EXTRAIT DU TEXTE =>
──────

Rencontres Statistiques du CEREMADE (Anthony Ozier-Lafontaine, lundi 4 mars 2024)

15 février 24

La prochaine séance des Rencontres statistiques du CEREMADE aura lieu lundi 4 mars 2024 à 14h en salle A707. Nous aurons le plaisir d'écouter Anthony Ozier-Lafontaine (École centrale de Nantes), qui nous présentera ses travaux sur "Kernel-based testing and their application to single-cell data".

TitleKernel-based testing and their application to single-cell data

Single-cell RNA sequencing (scRNAseq) is a high-throughput technology quantifying gene expression at the single-cell level, for hundreds to thousands of observations (i.e. cells) and tens of thousands of variables (i.e. genes). New methodological challenges arose to fully exploit the potentialities of these complex data. A major statistical challenge in scRNAseq data analysis is to distinguish biological information from technical noise in order to compare conditions or tissues. The principal approach to do this is Differential Expression Analysis (DEA), which is basically gene-wise univariate two-sample tests. However, DEA misses the multivariate aspects of scRNAseq data, which carries information about gene dependencies and gene regulatory networks, and does not inform about the global similarity of the compared datasets. Thus there is a need to develop specific multivariate two-sample tests to test for any global difference between two scRNAseq datasets. Moreover, pairwise comparisons are not suited to some complex experimental designs, thus general hypothesis testing appears as a natural generalization of these two-sample univariate and multivariate tests.

──────

DONNÉES EXTRAITES =>
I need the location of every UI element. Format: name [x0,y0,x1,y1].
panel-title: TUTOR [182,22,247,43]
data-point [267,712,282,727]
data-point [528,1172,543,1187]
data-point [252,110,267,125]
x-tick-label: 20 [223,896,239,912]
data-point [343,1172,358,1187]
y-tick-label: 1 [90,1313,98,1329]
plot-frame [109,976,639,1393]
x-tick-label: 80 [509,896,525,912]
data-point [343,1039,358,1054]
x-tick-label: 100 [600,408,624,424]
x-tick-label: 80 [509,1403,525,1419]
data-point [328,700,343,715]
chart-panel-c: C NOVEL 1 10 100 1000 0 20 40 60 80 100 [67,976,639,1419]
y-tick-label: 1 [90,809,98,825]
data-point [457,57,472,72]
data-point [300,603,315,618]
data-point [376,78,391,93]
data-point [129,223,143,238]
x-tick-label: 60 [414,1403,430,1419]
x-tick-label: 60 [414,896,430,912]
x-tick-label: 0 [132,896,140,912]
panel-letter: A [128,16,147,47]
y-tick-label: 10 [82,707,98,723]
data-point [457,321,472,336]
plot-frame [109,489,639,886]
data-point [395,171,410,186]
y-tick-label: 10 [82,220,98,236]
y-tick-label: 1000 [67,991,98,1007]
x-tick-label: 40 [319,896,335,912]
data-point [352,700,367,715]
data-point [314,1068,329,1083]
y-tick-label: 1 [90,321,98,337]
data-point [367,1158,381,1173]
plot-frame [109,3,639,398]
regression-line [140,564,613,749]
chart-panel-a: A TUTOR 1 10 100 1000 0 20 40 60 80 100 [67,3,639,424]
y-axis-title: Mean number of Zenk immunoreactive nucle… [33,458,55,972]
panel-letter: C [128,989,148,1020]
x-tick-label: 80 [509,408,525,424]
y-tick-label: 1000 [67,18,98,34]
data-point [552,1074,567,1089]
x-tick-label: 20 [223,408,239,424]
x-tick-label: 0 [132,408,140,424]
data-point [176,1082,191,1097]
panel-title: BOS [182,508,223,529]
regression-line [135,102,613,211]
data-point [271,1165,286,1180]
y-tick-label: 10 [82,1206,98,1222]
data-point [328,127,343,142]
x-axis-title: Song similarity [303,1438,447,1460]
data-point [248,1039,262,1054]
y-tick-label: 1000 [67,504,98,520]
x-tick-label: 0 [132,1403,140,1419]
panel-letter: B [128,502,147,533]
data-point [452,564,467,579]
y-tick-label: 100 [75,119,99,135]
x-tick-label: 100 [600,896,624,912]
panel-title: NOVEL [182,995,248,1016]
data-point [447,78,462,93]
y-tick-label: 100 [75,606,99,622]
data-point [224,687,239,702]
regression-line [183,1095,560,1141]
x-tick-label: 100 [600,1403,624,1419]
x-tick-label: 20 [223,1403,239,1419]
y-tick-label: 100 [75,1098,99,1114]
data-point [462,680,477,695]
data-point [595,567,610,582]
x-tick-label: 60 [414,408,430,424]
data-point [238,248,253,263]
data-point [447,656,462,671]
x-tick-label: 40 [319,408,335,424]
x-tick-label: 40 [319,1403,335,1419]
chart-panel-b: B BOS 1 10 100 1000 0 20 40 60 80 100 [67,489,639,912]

──────

CONSIGNE 1 =>
Dans l'annonce du séminaire, relevez d'après la phrase qui commence par « La prochaine séance » le jour, l'heure, la salle, le nom de l'intervenant et son établissement.
CONSIGNE 2 =>
Rédigez la suite de l'annonce du séminaire, en anglais comme son dernier paragraphe, après la phrase qui se termine par « two-sample univariate and multivariate tests ».

VOTRE RÉPONSE 1 =>
- Jour : lundi 4 mars 2024
- Heure : 14h
- Salle : A707
- Intervenant : Anthony Ozier-Lafontaine
- Établissement : École centrale de Nantes

VOTRE RÉPONSE 2 =>
I propose to apply kernel two-sample tests to compare pairs of conditions. Among kernel two-sample tests, the test based on the Kernel Fisher Discriminant Analysis (KFDA test) may be seen as a regularized version of the famous Maximum Mean Discrepancy (MMD) test and allows to visually highlight the main cell-wise differences through a geometrical interpretation of the discriminant analysis. Then I show that a generalization of the KFDA test may be obtained by performing linear hypothesis testing on a linear model defined in the associated Reproducing Kernel Hilbert Space (RKHS). This link with a linear model allows to kernelize every classical diagnostic and interpretation tools from the linear model.